Exercise:
In the passage on teaching French, copy the section that begins with the words containing "Disclaimer: I am" and ends with "criticism is welcome!", replacing "blog" with "post".

Passage to read:
I say “next year” – I’m actually going to start a lot of this come April 13th.  But while my methods might seem long-winded and slightly diffuse, my aim is simple: I want kids to feel empowered and confident in my lessons. To enjoy French because of that, not because of a fun activity I might spend 4 hours and £14 devising on a weekend.  And, crucially, empowering them is not about removing deep thought or hard work – I suspect that they will find it really challenging – but rather about allowing them to spend their time committing to memory the things that I, as the teacher and the expert in the room, can tell them right first time.

Version 2.0 – The Dilemma

Disclaimer: I am aware that, as an NQT, I know very little indeed about teaching.  My experience and knowledge are limited.  By writing this blog, I hope to critically engage with the theory and techniques that have been passed on to me, and based on which I have been judged.  All constructive criticism is welcome!

Data:
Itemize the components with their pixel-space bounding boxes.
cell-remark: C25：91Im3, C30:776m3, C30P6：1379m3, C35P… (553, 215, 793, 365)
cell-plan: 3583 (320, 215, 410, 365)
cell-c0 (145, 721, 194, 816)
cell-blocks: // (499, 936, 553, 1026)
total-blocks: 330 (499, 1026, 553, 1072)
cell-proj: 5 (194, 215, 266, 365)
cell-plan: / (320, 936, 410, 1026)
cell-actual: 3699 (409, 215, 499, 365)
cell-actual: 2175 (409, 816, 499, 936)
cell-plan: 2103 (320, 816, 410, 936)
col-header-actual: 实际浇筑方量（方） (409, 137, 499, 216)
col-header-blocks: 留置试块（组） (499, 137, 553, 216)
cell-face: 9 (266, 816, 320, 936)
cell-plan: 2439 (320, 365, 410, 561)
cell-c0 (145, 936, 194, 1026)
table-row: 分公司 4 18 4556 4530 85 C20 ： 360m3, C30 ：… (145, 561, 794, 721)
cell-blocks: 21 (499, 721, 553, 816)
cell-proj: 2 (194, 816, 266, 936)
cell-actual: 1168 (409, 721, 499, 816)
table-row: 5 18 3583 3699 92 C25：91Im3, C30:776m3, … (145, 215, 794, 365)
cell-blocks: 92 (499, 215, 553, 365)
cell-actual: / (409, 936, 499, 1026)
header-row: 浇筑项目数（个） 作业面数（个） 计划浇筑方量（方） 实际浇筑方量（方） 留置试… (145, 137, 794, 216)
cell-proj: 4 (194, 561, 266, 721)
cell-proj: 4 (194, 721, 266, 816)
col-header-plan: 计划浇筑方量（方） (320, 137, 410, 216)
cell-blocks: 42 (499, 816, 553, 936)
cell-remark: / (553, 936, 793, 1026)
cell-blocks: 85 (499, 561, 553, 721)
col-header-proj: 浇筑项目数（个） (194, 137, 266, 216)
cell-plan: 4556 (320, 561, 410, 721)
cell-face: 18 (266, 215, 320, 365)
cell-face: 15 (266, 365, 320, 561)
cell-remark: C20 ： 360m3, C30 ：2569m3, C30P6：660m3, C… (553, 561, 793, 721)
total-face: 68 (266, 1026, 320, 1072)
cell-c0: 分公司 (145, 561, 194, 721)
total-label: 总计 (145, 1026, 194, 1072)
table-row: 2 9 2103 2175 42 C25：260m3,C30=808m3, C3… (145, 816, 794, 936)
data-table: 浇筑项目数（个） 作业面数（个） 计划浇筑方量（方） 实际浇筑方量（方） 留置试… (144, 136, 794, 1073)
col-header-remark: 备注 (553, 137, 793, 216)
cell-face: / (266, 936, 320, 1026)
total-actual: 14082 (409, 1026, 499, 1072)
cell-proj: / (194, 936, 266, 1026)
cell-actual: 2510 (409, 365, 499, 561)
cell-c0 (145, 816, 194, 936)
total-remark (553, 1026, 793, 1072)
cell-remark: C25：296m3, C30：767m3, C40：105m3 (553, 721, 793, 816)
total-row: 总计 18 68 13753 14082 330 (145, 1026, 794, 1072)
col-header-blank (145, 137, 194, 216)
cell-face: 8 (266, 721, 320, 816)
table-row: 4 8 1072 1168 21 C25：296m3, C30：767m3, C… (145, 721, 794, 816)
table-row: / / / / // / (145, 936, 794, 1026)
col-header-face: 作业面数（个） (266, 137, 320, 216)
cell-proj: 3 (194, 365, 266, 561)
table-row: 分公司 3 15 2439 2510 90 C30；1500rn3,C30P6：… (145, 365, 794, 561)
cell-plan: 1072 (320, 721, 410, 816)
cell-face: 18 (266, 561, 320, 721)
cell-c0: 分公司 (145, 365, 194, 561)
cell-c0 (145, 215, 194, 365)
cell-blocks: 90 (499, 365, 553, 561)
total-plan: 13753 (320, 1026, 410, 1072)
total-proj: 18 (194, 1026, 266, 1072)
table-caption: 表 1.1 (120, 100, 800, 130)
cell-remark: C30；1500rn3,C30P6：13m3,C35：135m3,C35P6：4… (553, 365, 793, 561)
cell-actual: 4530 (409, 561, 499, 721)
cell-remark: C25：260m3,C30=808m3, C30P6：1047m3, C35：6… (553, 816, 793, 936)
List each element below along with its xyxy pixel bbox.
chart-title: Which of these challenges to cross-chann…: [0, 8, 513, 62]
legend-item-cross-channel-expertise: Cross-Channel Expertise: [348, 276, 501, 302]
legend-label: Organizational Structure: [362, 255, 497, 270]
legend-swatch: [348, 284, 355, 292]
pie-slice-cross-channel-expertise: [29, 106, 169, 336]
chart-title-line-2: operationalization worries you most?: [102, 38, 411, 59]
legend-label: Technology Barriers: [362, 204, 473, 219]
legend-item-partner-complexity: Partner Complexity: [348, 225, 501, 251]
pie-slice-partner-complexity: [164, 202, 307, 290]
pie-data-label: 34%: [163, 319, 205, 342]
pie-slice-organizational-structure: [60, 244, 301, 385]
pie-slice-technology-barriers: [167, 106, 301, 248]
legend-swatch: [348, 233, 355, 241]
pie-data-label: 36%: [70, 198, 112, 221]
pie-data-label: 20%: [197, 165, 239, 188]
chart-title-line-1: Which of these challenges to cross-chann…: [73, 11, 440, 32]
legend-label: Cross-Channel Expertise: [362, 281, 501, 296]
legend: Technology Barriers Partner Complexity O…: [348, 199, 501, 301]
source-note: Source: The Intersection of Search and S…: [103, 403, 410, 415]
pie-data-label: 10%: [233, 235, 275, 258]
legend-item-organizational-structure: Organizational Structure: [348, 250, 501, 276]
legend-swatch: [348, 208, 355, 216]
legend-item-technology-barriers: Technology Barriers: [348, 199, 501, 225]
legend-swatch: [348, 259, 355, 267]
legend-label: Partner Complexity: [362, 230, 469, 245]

Complete response:
Disclaimer: I am aware that, as an NQT, I know very little indeed about teaching.  My experience and knowledge are limited.  By writing this post, I hope to critically engage with the theory and techniques that have been passed on to me, and based on which I have been judged.  All constructive criticism is welcome!